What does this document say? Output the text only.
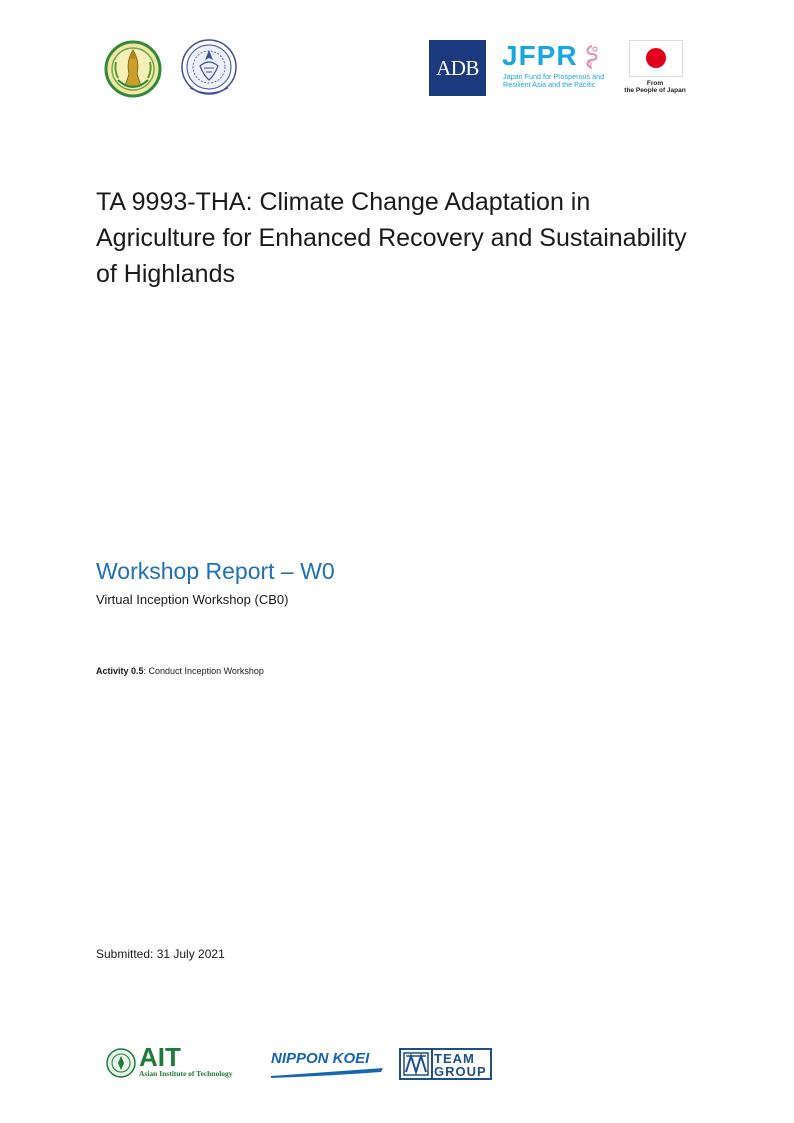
ADB JFPR
Japan Fund for Prosperous and
Resilient Asia and the Pacific	From
the People of Japan
TA 9993-THA: Climate Change Adaptation in Agriculture for Enhanced Recovery and Sustainability of Highlands
Workshop Report – W0
Virtual Inception Workshop (CB0)
Activity 0.5: Conduct Inception Workshop
Submitted: 31 July 2021
AIT
Asian Institute of Technology
NIPPON KOEI	TEAM
GROUP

*Task description*.
In the entries above, find every line with the word "Inception" and list it.

*Expected answer*.
Virtual Inception Workshop (CB0)
Activity 0.5: Conduct Inception Workshop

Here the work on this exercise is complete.